### Task objective
Repeat each entry word for word. Leave any images out of the copy.

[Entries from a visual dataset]
--- --- ---

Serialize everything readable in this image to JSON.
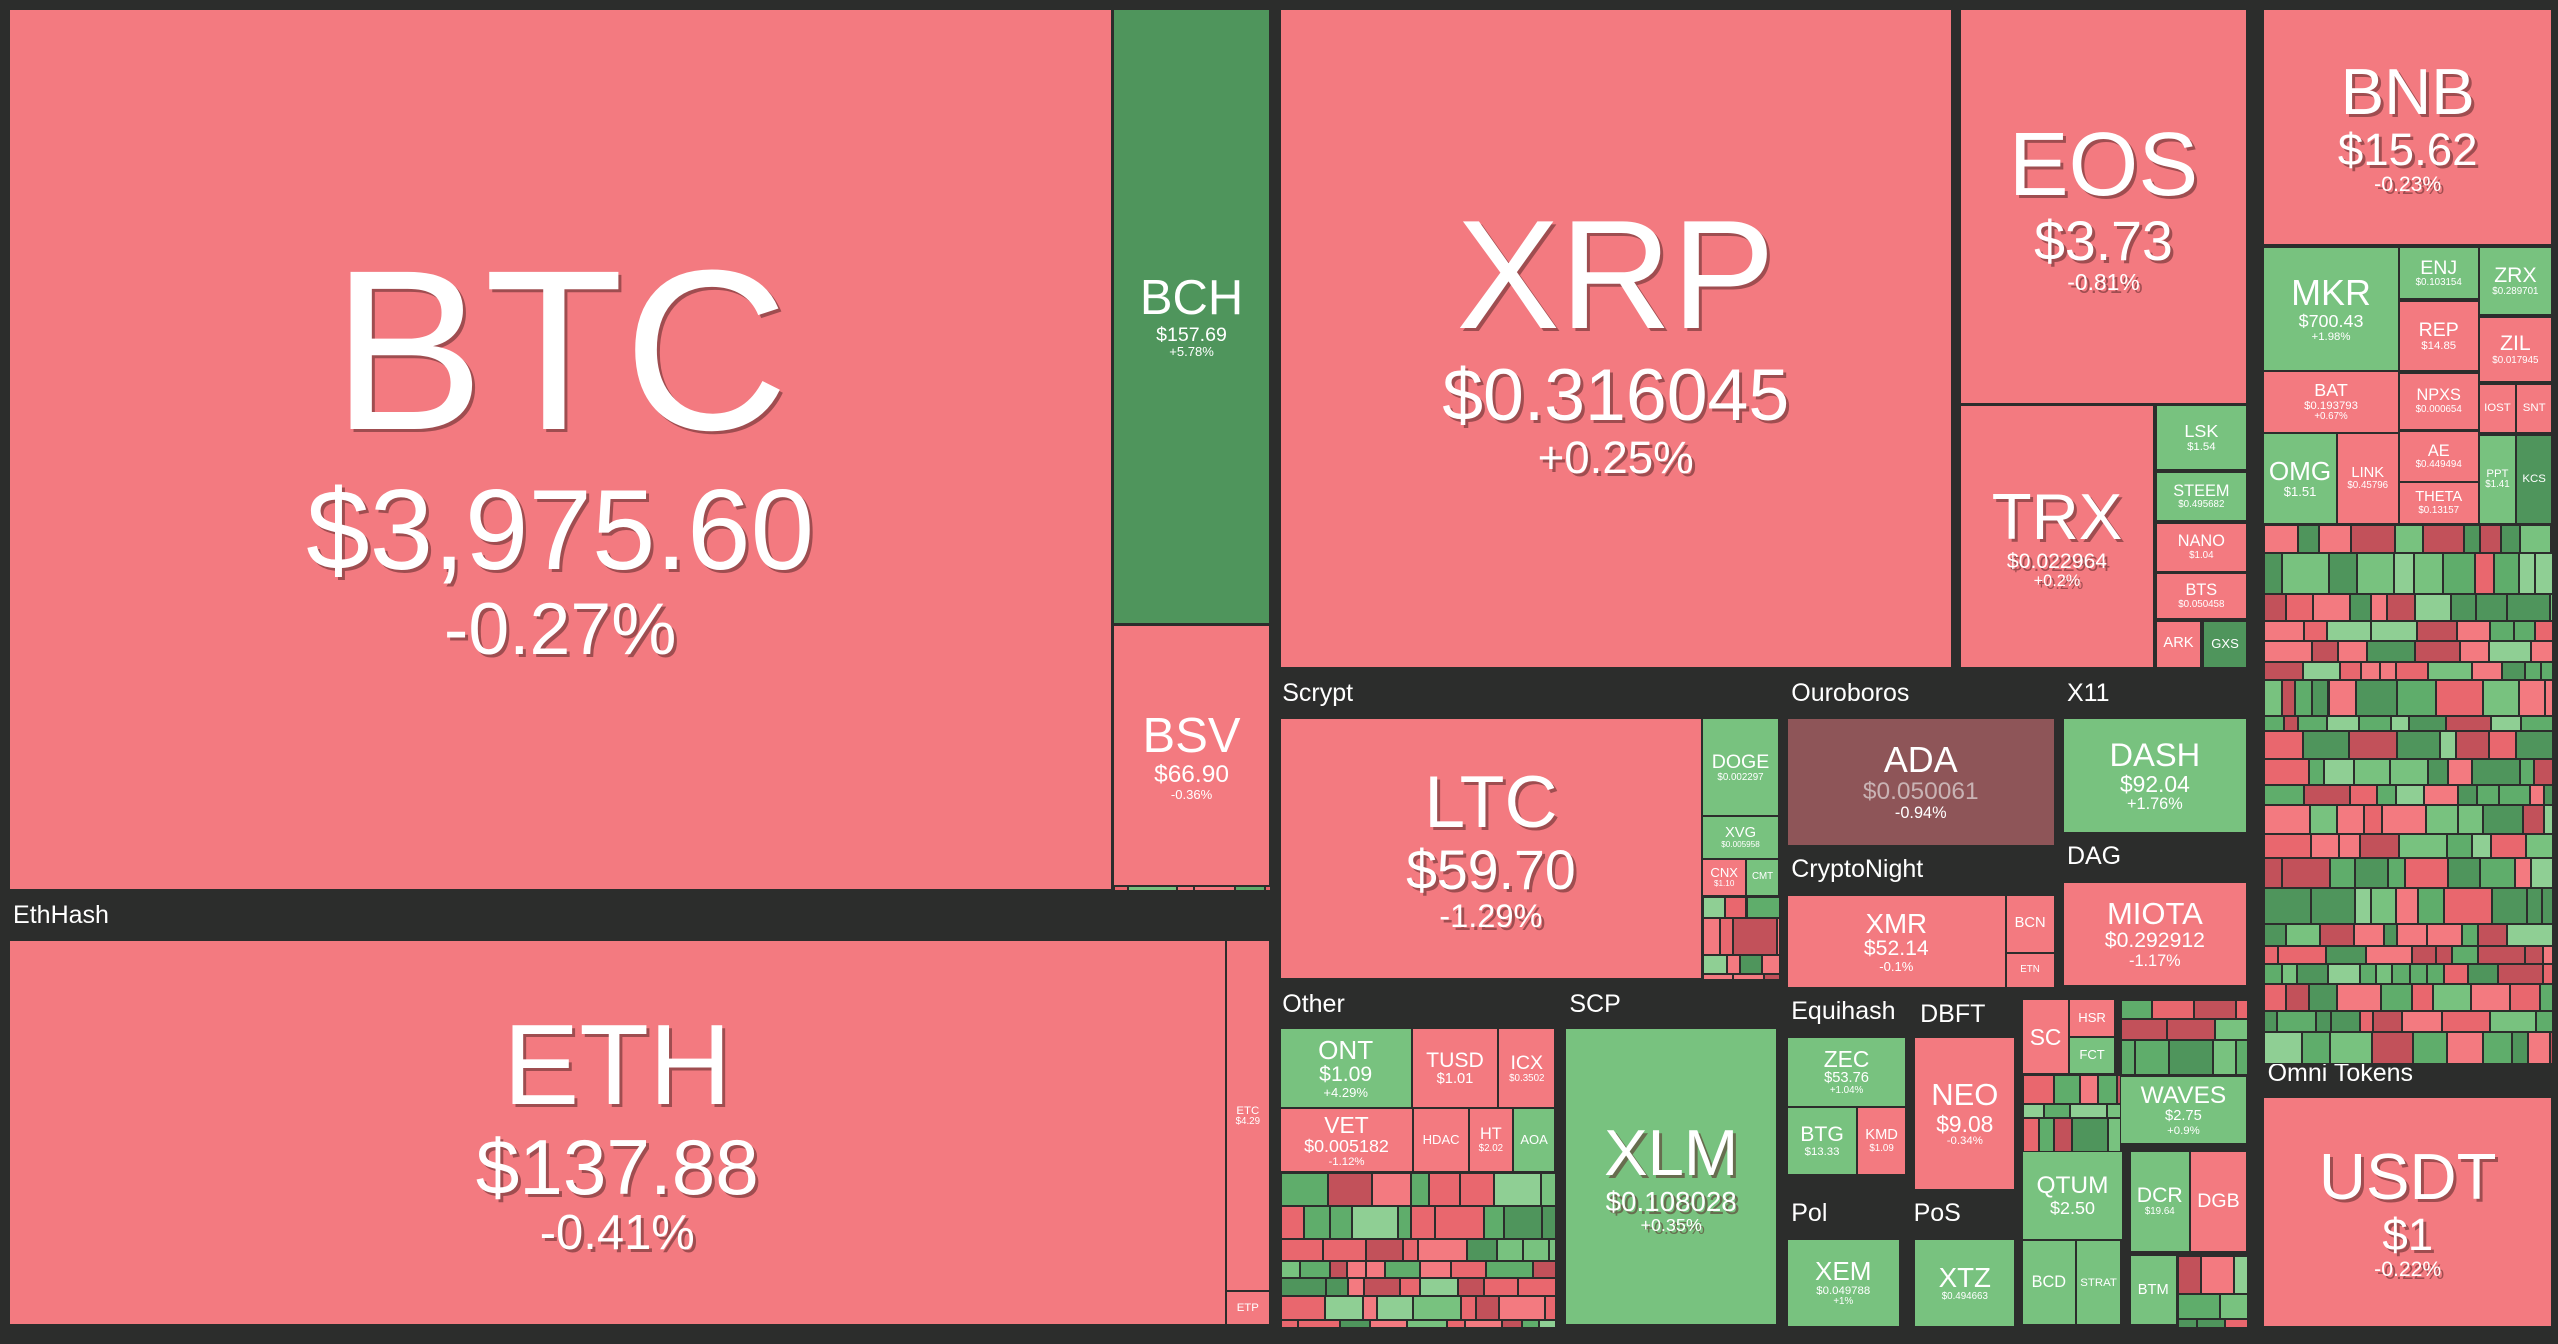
{
  "group_labels": [
    "EthHash",
    "Scrypt",
    "Ouroboros",
    "X11",
    "CryptoNight",
    "DAG",
    "Other",
    "SCP",
    "Equihash",
    "DBFT",
    "Pol",
    "PoS",
    "Omni Tokens"
  ],
  "tiles": [
    {
      "symbol": "BTC",
      "price": "$3,975.60",
      "change": "-0.27%"
    },
    {
      "symbol": "BCH",
      "price": "$157.69",
      "change": "+5.78%"
    },
    {
      "symbol": "BSV",
      "price": "$66.90",
      "change": "-0.36%"
    },
    {
      "symbol": "ETH",
      "price": "$137.88",
      "change": "-0.41%"
    },
    {
      "symbol": "ETC",
      "price": "$4.29"
    },
    {
      "symbol": "ETP"
    },
    {
      "symbol": "XRP",
      "price": "$0.316045",
      "change": "+0.25%"
    },
    {
      "symbol": "EOS",
      "price": "$3.73",
      "change": "-0.81%"
    },
    {
      "symbol": "TRX",
      "price": "$0.022964",
      "change": "+0.2%"
    },
    {
      "symbol": "LSK",
      "price": "$1.54"
    },
    {
      "symbol": "STEEM",
      "price": "$0.495682"
    },
    {
      "symbol": "NANO",
      "price": "$1.04"
    },
    {
      "symbol": "BTS",
      "price": "$0.050458"
    },
    {
      "symbol": "ARK"
    },
    {
      "symbol": "GXS"
    },
    {
      "symbol": "BNB",
      "price": "$15.62",
      "change": "-0.23%"
    },
    {
      "symbol": "MKR",
      "price": "$700.43",
      "change": "+1.98%"
    },
    {
      "symbol": "ENJ",
      "price": "$0.103154"
    },
    {
      "symbol": "ZRX",
      "price": "$0.289701"
    },
    {
      "symbol": "REP",
      "price": "$14.85"
    },
    {
      "symbol": "ZIL",
      "price": "$0.017945"
    },
    {
      "symbol": "BAT",
      "price": "$0.193793",
      "change": "+0.67%"
    },
    {
      "symbol": "NPXS",
      "price": "$0.000654"
    },
    {
      "symbol": "IOST"
    },
    {
      "symbol": "SNT"
    },
    {
      "symbol": "OMG",
      "price": "$1.51"
    },
    {
      "symbol": "LINK",
      "price": "$0.45796"
    },
    {
      "symbol": "AE",
      "price": "$0.449494"
    },
    {
      "symbol": "THETA",
      "price": "$0.13157"
    },
    {
      "symbol": "PPT",
      "price": "$1.41"
    },
    {
      "symbol": "KCS"
    },
    {
      "symbol": "LTC",
      "price": "$59.70",
      "change": "-1.29%"
    },
    {
      "symbol": "DOGE",
      "price": "$0.002297"
    },
    {
      "symbol": "XVG",
      "price": "$0.005958"
    },
    {
      "symbol": "CNX",
      "price": "$1.10"
    },
    {
      "symbol": "CMT"
    },
    {
      "symbol": "ADA",
      "price": "$0.050061",
      "change": "-0.94%"
    },
    {
      "symbol": "DASH",
      "price": "$92.04",
      "change": "+1.76%"
    },
    {
      "symbol": "XMR",
      "price": "$52.14",
      "change": "-0.1%"
    },
    {
      "symbol": "BCN"
    },
    {
      "symbol": "ETN"
    },
    {
      "symbol": "MIOTA",
      "price": "$0.292912",
      "change": "-1.17%"
    },
    {
      "symbol": "ONT",
      "price": "$1.09",
      "change": "+4.29%"
    },
    {
      "symbol": "TUSD",
      "price": "$1.01"
    },
    {
      "symbol": "ICX",
      "price": "$0.3502"
    },
    {
      "symbol": "VET",
      "price": "$0.005182",
      "change": "-1.12%"
    },
    {
      "symbol": "HDAC"
    },
    {
      "symbol": "HT",
      "price": "$2.02"
    },
    {
      "symbol": "AOA"
    },
    {
      "symbol": "XLM",
      "price": "$0.108028",
      "change": "+0.35%"
    },
    {
      "symbol": "ZEC",
      "price": "$53.76",
      "change": "+1.04%"
    },
    {
      "symbol": "BTG",
      "price": "$13.33"
    },
    {
      "symbol": "KMD",
      "price": "$1.09"
    },
    {
      "symbol": "NEO",
      "price": "$9.08",
      "change": "-0.34%"
    },
    {
      "symbol": "XEM",
      "price": "$0.049788",
      "change": "+1%"
    },
    {
      "symbol": "XTZ",
      "price": "$0.494663"
    },
    {
      "symbol": "SC"
    },
    {
      "symbol": "HSR"
    },
    {
      "symbol": "FCT"
    },
    {
      "symbol": "QTUM",
      "price": "$2.50"
    },
    {
      "symbol": "BCD"
    },
    {
      "symbol": "STRAT"
    },
    {
      "symbol": "WAVES",
      "price": "$2.75",
      "change": "+0.9%"
    },
    {
      "symbol": "DCR",
      "price": "$19.64"
    },
    {
      "symbol": "DGB"
    },
    {
      "symbol": "BTM"
    },
    {
      "symbol": "USDT",
      "price": "$1",
      "change": "-0.22%"
    }
  ]
}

--- --- ---

### Result
Serialize everything readable in this image to JSON.
{
  "group_labels": [
    "EthHash",
    "Scrypt",
    "Ouroboros",
    "X11",
    "CryptoNight",
    "DAG",
    "Other",
    "SCP",
    "Equihash",
    "DBFT",
    "Pol",
    "PoS",
    "Omni Tokens"
  ],
  "tiles": [
    {
      "symbol": "BTC",
      "price": "$3,975.60",
      "change": "-0.27%"
    },
    {
      "symbol": "BCH",
      "price": "$157.69",
      "change": "+5.78%"
    },
    {
      "symbol": "BSV",
      "price": "$66.90",
      "change": "-0.36%"
    },
    {
      "symbol": "ETH",
      "price": "$137.88",
      "change": "-0.41%"
    },
    {
      "symbol": "ETC",
      "price": "$4.29"
    },
    {
      "symbol": "ETP"
    },
    {
      "symbol": "XRP",
      "price": "$0.316045",
      "change": "+0.25%"
    },
    {
      "symbol": "EOS",
      "price": "$3.73",
      "change": "-0.81%"
    },
    {
      "symbol": "TRX",
      "price": "$0.022964",
      "change": "+0.2%"
    },
    {
      "symbol": "LSK",
      "price": "$1.54"
    },
    {
      "symbol": "STEEM",
      "price": "$0.495682"
    },
    {
      "symbol": "NANO",
      "price": "$1.04"
    },
    {
      "symbol": "BTS",
      "price": "$0.050458"
    },
    {
      "symbol": "ARK"
    },
    {
      "symbol": "GXS"
    },
    {
      "symbol": "BNB",
      "price": "$15.62",
      "change": "-0.23%"
    },
    {
      "symbol": "MKR",
      "price": "$700.43",
      "change": "+1.98%"
    },
    {
      "symbol": "ENJ",
      "price": "$0.103154"
    },
    {
      "symbol": "ZRX",
      "price": "$0.289701"
    },
    {
      "symbol": "REP",
      "price": "$14.85"
    },
    {
      "symbol": "ZIL",
      "price": "$0.017945"
    },
    {
      "symbol": "BAT",
      "price": "$0.193793",
      "change": "+0.67%"
    },
    {
      "symbol": "NPXS",
      "price": "$0.000654"
    },
    {
      "symbol": "IOST"
    },
    {
      "symbol": "SNT"
    },
    {
      "symbol": "OMG",
      "price": "$1.51"
    },
    {
      "symbol": "LINK",
      "price": "$0.45796"
    },
    {
      "symbol": "AE",
      "price": "$0.449494"
    },
    {
      "symbol": "THETA",
      "price": "$0.13157"
    },
    {
      "symbol": "PPT",
      "price": "$1.41"
    },
    {
      "symbol": "KCS"
    },
    {
      "symbol": "LTC",
      "price": "$59.70",
      "change": "-1.29%"
    },
    {
      "symbol": "DOGE",
      "price": "$0.002297"
    },
    {
      "symbol": "XVG",
      "price": "$0.005958"
    },
    {
      "symbol": "CNX",
      "price": "$1.10"
    },
    {
      "symbol": "CMT"
    },
    {
      "symbol": "ADA",
      "price": "$0.050061",
      "change": "-0.94%"
    },
    {
      "symbol": "DASH",
      "price": "$92.04",
      "change": "+1.76%"
    },
    {
      "symbol": "XMR",
      "price": "$52.14",
      "change": "-0.1%"
    },
    {
      "symbol": "BCN"
    },
    {
      "symbol": "ETN"
    },
    {
      "symbol": "MIOTA",
      "price": "$0.292912",
      "change": "-1.17%"
    },
    {
      "symbol": "ONT",
      "price": "$1.09",
      "change": "+4.29%"
    },
    {
      "symbol": "TUSD",
      "price": "$1.01"
    },
    {
      "symbol": "ICX",
      "price": "$0.3502"
    },
    {
      "symbol": "VET",
      "price": "$0.005182",
      "change": "-1.12%"
    },
    {
      "symbol": "HDAC"
    },
    {
      "symbol": "HT",
      "price": "$2.02"
    },
    {
      "symbol": "AOA"
    },
    {
      "symbol": "XLM",
      "price": "$0.108028",
      "change": "+0.35%"
    },
    {
      "symbol": "ZEC",
      "price": "$53.76",
      "change": "+1.04%"
    },
    {
      "symbol": "BTG",
      "price": "$13.33"
    },
    {
      "symbol": "KMD",
      "price": "$1.09"
    },
    {
      "symbol": "NEO",
      "price": "$9.08",
      "change": "-0.34%"
    },
    {
      "symbol": "XEM",
      "price": "$0.049788",
      "change": "+1%"
    },
    {
      "symbol": "XTZ",
      "price": "$0.494663"
    },
    {
      "symbol": "SC"
    },
    {
      "symbol": "HSR"
    },
    {
      "symbol": "FCT"
    },
    {
      "symbol": "QTUM",
      "price": "$2.50"
    },
    {
      "symbol": "BCD"
    },
    {
      "symbol": "STRAT"
    },
    {
      "symbol": "WAVES",
      "price": "$2.75",
      "change": "+0.9%"
    },
    {
      "symbol": "DCR",
      "price": "$19.64"
    },
    {
      "symbol": "DGB"
    },
    {
      "symbol": "BTM"
    },
    {
      "symbol": "USDT",
      "price": "$1",
      "change": "-0.22%"
    }
  ]
}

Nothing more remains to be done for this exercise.